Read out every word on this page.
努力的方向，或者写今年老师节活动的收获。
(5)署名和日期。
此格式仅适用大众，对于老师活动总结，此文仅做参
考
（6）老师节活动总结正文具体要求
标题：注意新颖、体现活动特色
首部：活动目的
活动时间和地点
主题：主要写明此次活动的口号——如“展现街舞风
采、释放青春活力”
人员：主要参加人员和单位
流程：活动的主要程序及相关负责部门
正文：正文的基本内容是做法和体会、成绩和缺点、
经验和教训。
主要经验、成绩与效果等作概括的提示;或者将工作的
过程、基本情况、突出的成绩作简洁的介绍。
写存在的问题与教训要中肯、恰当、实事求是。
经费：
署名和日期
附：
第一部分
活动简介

########

§ WHAT YOU NEED TO DO
Print out every entry, keeping each one exact.

§ COMPLETE ANSWER
Read out every word on this page.
努力的方向，或者写今年老师节活动的收获。
(5)署名和日期。
此格式仅适用大众，对于老师活动总结，此文仅做参
考
（6）老师节活动总结正文具体要求
标题：注意新颖、体现活动特色
首部：活动目的
活动时间和地点
主题：主要写明此次活动的口号——如“展现街舞风
采、释放青春活力”
人员：主要参加人员和单位
流程：活动的主要程序及相关负责部门
正文：正文的基本内容是做法和体会、成绩和缺点、
经验和教训。
主要经验、成绩与效果等作概括的提示;或者将工作的
过程、基本情况、突出的成绩作简洁的介绍。
写存在的问题与教训要中肯、恰当、实事求是。
经费：
署名和日期
附：
第一部分
活动简介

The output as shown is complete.